>> Start Extracted material

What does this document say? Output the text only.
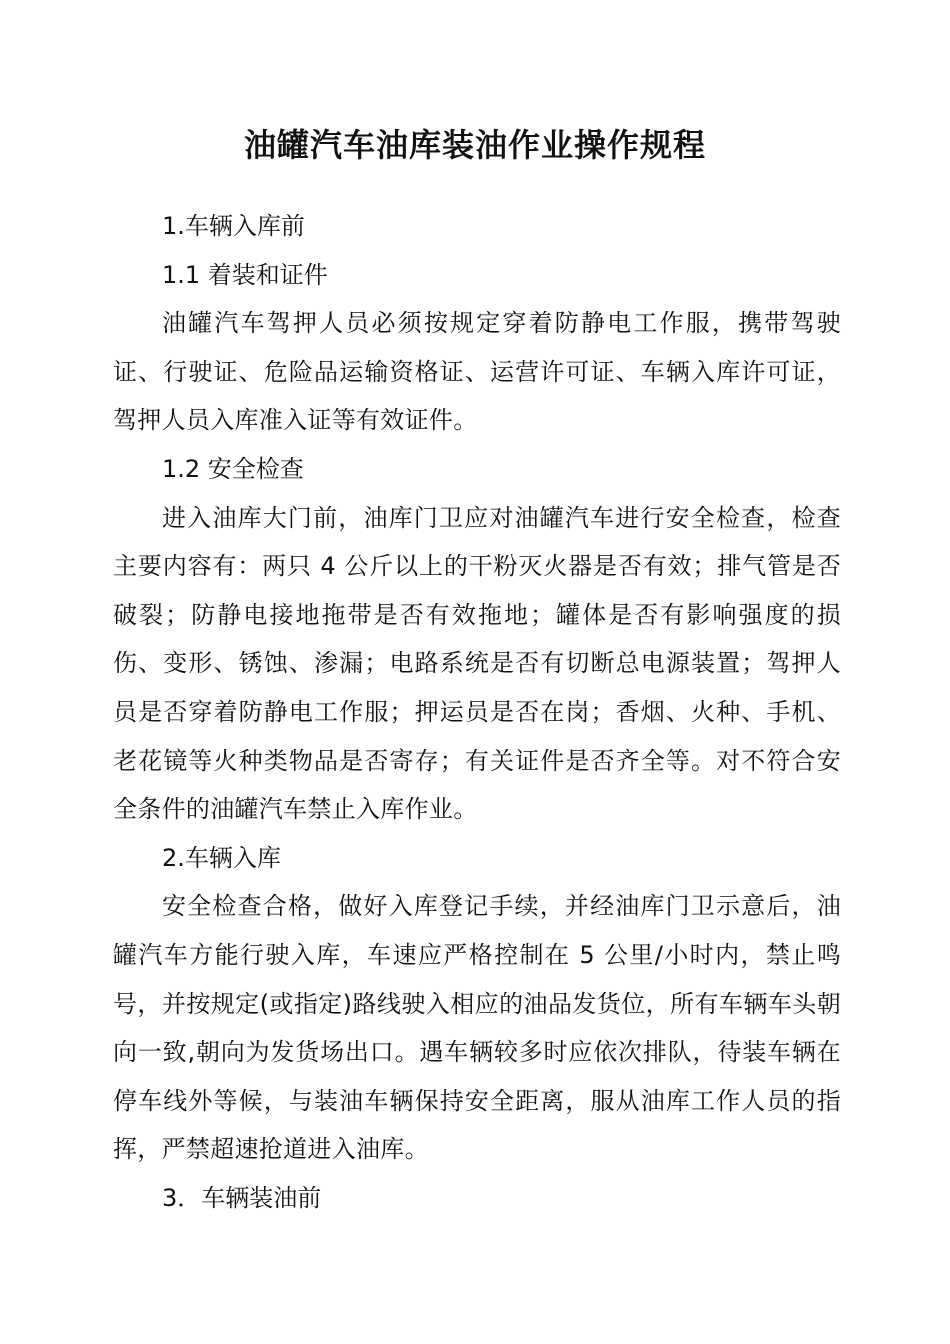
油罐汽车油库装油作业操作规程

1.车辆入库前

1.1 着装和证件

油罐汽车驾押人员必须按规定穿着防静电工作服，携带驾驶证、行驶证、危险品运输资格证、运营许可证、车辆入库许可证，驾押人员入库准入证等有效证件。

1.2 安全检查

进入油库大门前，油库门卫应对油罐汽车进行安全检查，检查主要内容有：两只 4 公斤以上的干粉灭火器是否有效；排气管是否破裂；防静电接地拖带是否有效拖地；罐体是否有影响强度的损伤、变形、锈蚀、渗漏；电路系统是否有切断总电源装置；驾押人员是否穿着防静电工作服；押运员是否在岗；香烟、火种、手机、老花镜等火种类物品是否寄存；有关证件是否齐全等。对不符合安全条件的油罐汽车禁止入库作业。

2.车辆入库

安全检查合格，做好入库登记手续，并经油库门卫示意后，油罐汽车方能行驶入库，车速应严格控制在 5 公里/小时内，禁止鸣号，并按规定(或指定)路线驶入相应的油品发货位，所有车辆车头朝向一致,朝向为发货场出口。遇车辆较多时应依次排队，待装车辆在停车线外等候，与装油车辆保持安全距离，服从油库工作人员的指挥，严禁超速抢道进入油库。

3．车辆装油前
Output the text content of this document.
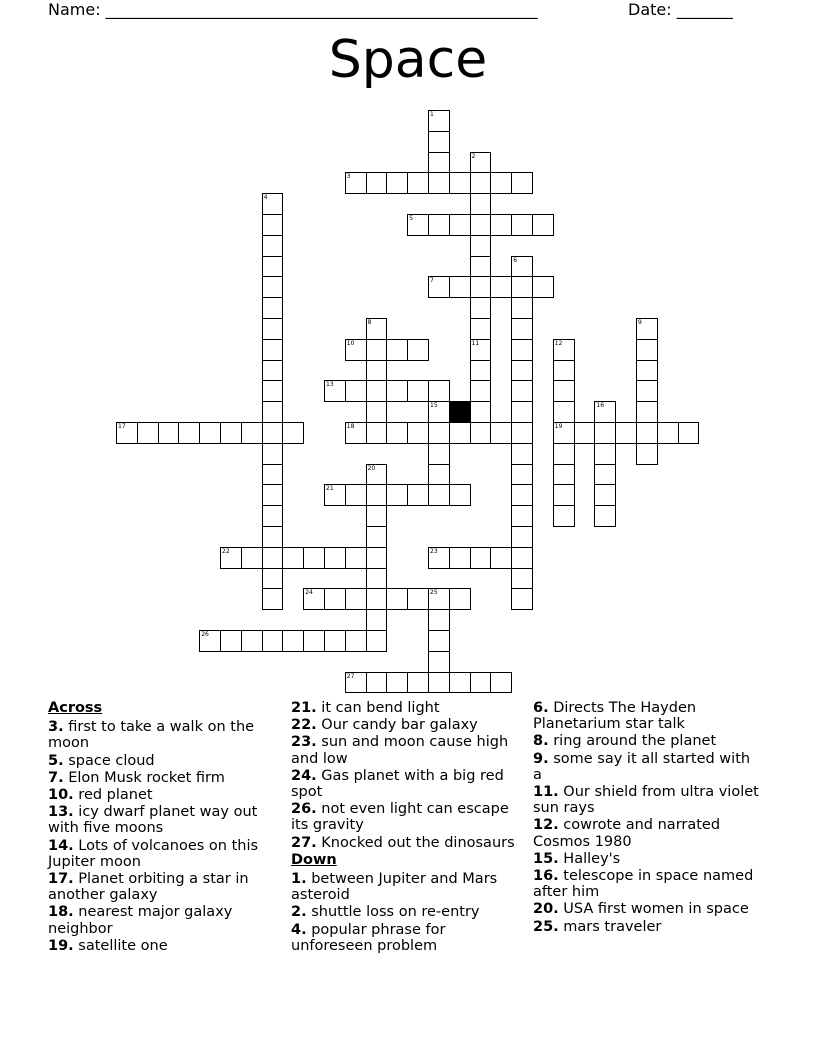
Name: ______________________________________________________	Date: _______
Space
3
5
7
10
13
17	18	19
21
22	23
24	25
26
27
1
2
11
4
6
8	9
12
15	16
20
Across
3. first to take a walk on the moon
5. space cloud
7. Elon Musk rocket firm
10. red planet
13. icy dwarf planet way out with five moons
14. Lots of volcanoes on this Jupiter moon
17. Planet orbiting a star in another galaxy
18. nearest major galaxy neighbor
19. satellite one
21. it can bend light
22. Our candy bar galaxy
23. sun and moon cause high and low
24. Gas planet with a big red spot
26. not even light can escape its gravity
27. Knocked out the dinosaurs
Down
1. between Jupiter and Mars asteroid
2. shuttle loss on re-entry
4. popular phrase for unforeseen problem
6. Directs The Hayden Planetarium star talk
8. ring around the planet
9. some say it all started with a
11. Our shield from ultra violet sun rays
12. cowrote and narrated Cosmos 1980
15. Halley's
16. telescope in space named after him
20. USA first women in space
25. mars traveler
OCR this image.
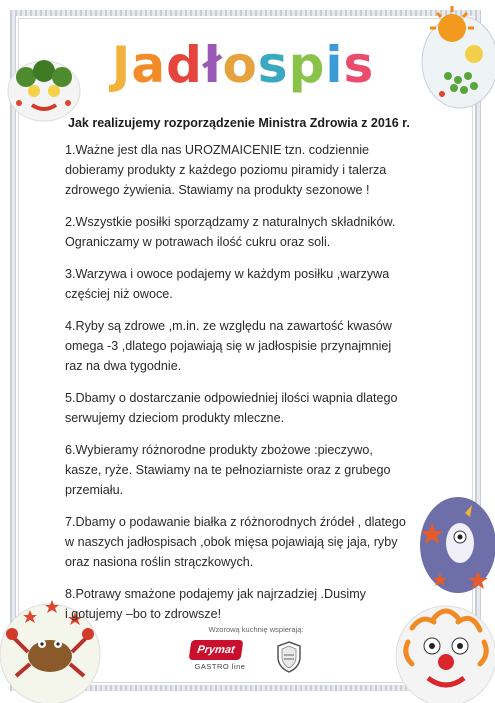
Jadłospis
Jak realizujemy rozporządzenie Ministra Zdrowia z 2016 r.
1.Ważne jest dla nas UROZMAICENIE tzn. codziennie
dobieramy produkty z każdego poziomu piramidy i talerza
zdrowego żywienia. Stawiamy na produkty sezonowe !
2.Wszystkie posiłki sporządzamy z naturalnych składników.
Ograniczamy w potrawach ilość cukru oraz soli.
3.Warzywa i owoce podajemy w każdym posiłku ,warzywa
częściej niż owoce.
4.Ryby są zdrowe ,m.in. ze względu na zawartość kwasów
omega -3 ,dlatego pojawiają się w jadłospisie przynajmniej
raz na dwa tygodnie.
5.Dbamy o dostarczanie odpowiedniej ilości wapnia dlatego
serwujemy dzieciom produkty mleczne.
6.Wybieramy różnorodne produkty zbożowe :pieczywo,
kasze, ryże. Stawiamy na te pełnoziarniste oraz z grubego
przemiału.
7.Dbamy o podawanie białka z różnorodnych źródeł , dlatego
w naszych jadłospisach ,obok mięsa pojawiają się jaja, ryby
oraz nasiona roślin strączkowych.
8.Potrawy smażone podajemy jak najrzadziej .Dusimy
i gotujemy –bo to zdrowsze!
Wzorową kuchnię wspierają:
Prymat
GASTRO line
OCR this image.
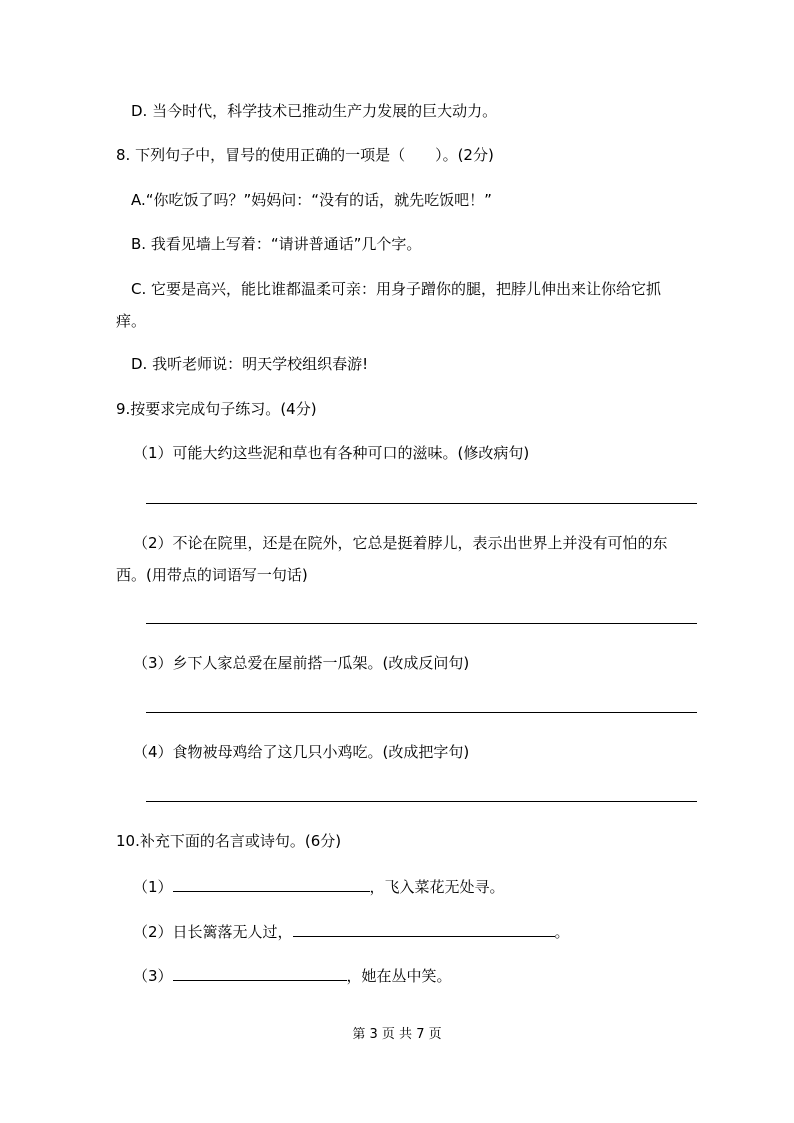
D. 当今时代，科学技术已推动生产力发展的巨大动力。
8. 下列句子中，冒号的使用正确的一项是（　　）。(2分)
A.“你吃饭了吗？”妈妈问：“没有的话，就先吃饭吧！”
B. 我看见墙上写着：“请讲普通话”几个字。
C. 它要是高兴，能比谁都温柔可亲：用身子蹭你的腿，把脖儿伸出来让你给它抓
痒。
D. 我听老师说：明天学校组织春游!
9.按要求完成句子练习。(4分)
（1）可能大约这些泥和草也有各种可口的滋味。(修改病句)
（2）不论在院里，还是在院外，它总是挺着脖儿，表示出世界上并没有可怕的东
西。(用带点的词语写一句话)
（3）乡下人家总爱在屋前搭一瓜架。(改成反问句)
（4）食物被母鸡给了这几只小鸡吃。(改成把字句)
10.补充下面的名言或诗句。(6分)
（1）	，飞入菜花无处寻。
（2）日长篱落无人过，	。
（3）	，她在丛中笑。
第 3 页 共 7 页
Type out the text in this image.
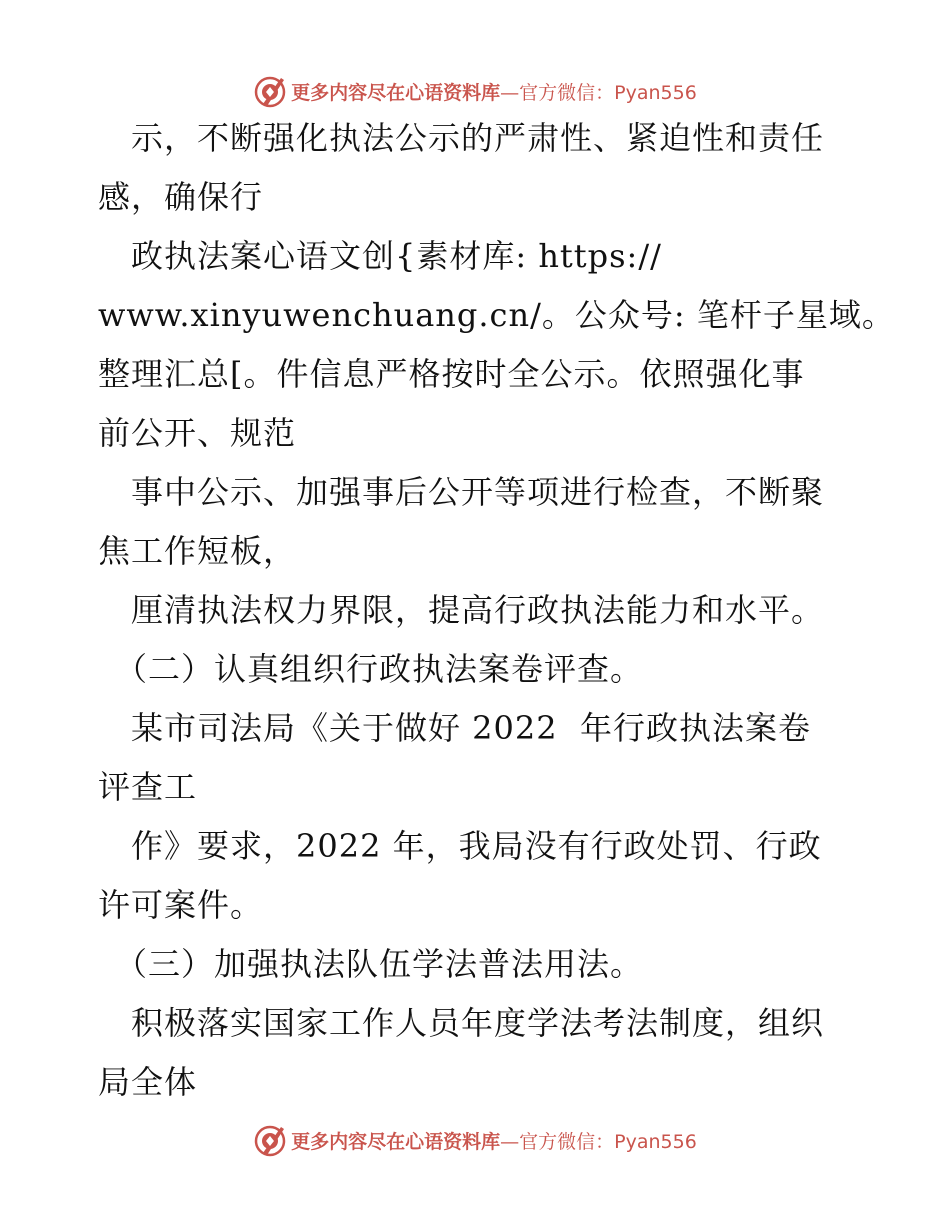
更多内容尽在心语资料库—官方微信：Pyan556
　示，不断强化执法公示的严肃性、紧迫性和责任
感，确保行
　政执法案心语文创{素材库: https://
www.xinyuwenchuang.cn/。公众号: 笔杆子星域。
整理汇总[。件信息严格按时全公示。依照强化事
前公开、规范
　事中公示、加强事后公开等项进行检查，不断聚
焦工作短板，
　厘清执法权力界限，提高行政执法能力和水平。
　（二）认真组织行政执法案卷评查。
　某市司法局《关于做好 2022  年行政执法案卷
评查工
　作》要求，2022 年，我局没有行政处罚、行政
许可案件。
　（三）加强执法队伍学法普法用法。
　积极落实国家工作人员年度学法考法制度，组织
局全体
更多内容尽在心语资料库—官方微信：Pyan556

>> End Extracted material

Reproduce every record above exactly, omitting the pictures.

Exercise solution:
What does this document say? Output the text only.
油罐汽车油库装油作业操作规程

1.车辆入库前

1.1 着装和证件

油罐汽车驾押人员必须按规定穿着防静电工作服，携带驾驶证、行驶证、危险品运输资格证、运营许可证、车辆入库许可证，驾押人员入库准入证等有效证件。

1.2 安全检查

进入油库大门前，油库门卫应对油罐汽车进行安全检查，检查主要内容有：两只 4 公斤以上的干粉灭火器是否有效；排气管是否破裂；防静电接地拖带是否有效拖地；罐体是否有影响强度的损伤、变形、锈蚀、渗漏；电路系统是否有切断总电源装置；驾押人员是否穿着防静电工作服；押运员是否在岗；香烟、火种、手机、老花镜等火种类物品是否寄存；有关证件是否齐全等。对不符合安全条件的油罐汽车禁止入库作业。

2.车辆入库

安全检查合格，做好入库登记手续，并经油库门卫示意后，油罐汽车方能行驶入库，车速应严格控制在 5 公里/小时内，禁止鸣号，并按规定(或指定)路线驶入相应的油品发货位，所有车辆车头朝向一致,朝向为发货场出口。遇车辆较多时应依次排队，待装车辆在停车线外等候，与装油车辆保持安全距离，服从油库工作人员的指挥，严禁超速抢道进入油库。

3．车辆装油前
Output the text content of this document.
Name: ______________________________________________________	Date: _______
Space
3
5
7
10
13
17	18	19
21
22	23
24	25
26
27
1
2
11
4
6
8	9
12
15	16
20
Across
3. first to take a walk on the moon
5. space cloud
7. Elon Musk rocket firm
10. red planet
13. icy dwarf planet way out with five moons
14. Lots of volcanoes on this Jupiter moon
17. Planet orbiting a star in another galaxy
18. nearest major galaxy neighbor
19. satellite one
21. it can bend light
22. Our candy bar galaxy
23. sun and moon cause high and low
24. Gas planet with a big red spot
26. not even light can escape its gravity
27. Knocked out the dinosaurs
Down
1. between Jupiter and Mars asteroid
2. shuttle loss on re-entry
4. popular phrase for unforeseen problem
6. Directs The Hayden Planetarium star talk
8. ring around the planet
9. some say it all started with a
11. Our shield from ultra violet sun rays
12. cowrote and narrated Cosmos 1980
15. Halley's
16. telescope in space named after him
20. USA first women in space
25. mars traveler
OCR this image.
Jadłospis
Jak realizujemy rozporządzenie Ministra Zdrowia z 2016 r.
1.Ważne jest dla nas UROZMAICENIE tzn. codziennie
dobieramy produkty z każdego poziomu piramidy i talerza
zdrowego żywienia. Stawiamy na produkty sezonowe !
2.Wszystkie posiłki sporządzamy z naturalnych składników.
Ograniczamy w potrawach ilość cukru oraz soli.
3.Warzywa i owoce podajemy w każdym posiłku ,warzywa
częściej niż owoce.
4.Ryby są zdrowe ,m.in. ze względu na zawartość kwasów
omega -3 ,dlatego pojawiają się w jadłospisie przynajmniej
raz na dwa tygodnie.
5.Dbamy o dostarczanie odpowiedniej ilości wapnia dlatego
serwujemy dzieciom produkty mleczne.
6.Wybieramy różnorodne produkty zbożowe :pieczywo,
kasze, ryże. Stawiamy na te pełnoziarniste oraz z grubego
przemiału.
7.Dbamy o podawanie białka z różnorodnych źródeł , dlatego
w naszych jadłospisach ,obok mięsa pojawiają się jaja, ryby
oraz nasiona roślin strączkowych.
8.Potrawy smażone podajemy jak najrzadziej .Dusimy
i gotujemy –bo to zdrowsze!
Wzorową kuchnię wspierają:
Prymat
GASTRO line
OCR this image.
D. 当今时代，科学技术已推动生产力发展的巨大动力。
8. 下列句子中，冒号的使用正确的一项是（　　）。(2分)
A.“你吃饭了吗？”妈妈问：“没有的话，就先吃饭吧！”
B. 我看见墙上写着：“请讲普通话”几个字。
C. 它要是高兴，能比谁都温柔可亲：用身子蹭你的腿，把脖儿伸出来让你给它抓
痒。
D. 我听老师说：明天学校组织春游!
9.按要求完成句子练习。(4分)
（1）可能大约这些泥和草也有各种可口的滋味。(修改病句)
（2）不论在院里，还是在院外，它总是挺着脖儿，表示出世界上并没有可怕的东
西。(用带点的词语写一句话)
（3）乡下人家总爱在屋前搭一瓜架。(改成反问句)
（4）食物被母鸡给了这几只小鸡吃。(改成把字句)
10.补充下面的名言或诗句。(6分)
（1）	，飞入菜花无处寻。
（2）日长篱落无人过，	。
（3）	，她在丛中笑。
第 3 页 共 7 页
Type out the text in this image.
更多内容尽在心语资料库—官方微信：Pyan556
　示，不断强化执法公示的严肃性、紧迫性和责任
感，确保行
　政执法案心语文创{素材库: https://
www.xinyuwenchuang.cn/。公众号: 笔杆子星域。
整理汇总[。件信息严格按时全公示。依照强化事
前公开、规范
　事中公示、加强事后公开等项进行检查，不断聚
焦工作短板，
　厘清执法权力界限，提高行政执法能力和水平。
　（二）认真组织行政执法案卷评查。
　某市司法局《关于做好 2022  年行政执法案卷
评查工
　作》要求，2022 年，我局没有行政处罚、行政
许可案件。
　（三）加强执法队伍学法普法用法。
　积极落实国家工作人员年度学法考法制度，组织
局全体
更多内容尽在心语资料库—官方微信：Pyan556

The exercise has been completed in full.